"""

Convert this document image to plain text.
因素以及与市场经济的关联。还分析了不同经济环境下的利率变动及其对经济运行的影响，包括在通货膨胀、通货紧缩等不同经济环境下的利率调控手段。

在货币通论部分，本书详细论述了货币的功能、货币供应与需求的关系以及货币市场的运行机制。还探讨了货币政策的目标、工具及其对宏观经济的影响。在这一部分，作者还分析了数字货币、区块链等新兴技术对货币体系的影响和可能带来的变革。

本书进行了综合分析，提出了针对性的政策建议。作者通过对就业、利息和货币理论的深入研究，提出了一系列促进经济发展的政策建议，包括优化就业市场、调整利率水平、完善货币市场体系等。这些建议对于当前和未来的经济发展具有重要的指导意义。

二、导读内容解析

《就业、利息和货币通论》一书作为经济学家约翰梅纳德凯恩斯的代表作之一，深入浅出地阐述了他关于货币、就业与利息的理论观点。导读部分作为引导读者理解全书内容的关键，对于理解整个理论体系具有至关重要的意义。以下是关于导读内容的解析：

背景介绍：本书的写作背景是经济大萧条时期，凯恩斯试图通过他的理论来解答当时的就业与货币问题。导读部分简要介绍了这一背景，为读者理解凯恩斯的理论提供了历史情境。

"""

Output the records exactly, including every line.

:: EXERCISE SOLUTION ::
Convert this document image to plain text.
因素以及与市场经济的关联。还分析了不同经济环境下的利率变动及其对经济运行的影响，包括在通货膨胀、通货紧缩等不同经济环境下的利率调控手段。

在货币通论部分，本书详细论述了货币的功能、货币供应与需求的关系以及货币市场的运行机制。还探讨了货币政策的目标、工具及其对宏观经济的影响。在这一部分，作者还分析了数字货币、区块链等新兴技术对货币体系的影响和可能带来的变革。

本书进行了综合分析，提出了针对性的政策建议。作者通过对就业、利息和货币理论的深入研究，提出了一系列促进经济发展的政策建议，包括优化就业市场、调整利率水平、完善货币市场体系等。这些建议对于当前和未来的经济发展具有重要的指导意义。

二、导读内容解析

《就业、利息和货币通论》一书作为经济学家约翰梅纳德凯恩斯的代表作之一，深入浅出地阐述了他关于货币、就业与利息的理论观点。导读部分作为引导读者理解全书内容的关键，对于理解整个理论体系具有至关重要的意义。以下是关于导读内容的解析：

背景介绍：本书的写作背景是经济大萧条时期，凯恩斯试图通过他的理论来解答当时的就业与货币问题。导读部分简要介绍了这一背景，为读者理解凯恩斯的理论提供了历史情境。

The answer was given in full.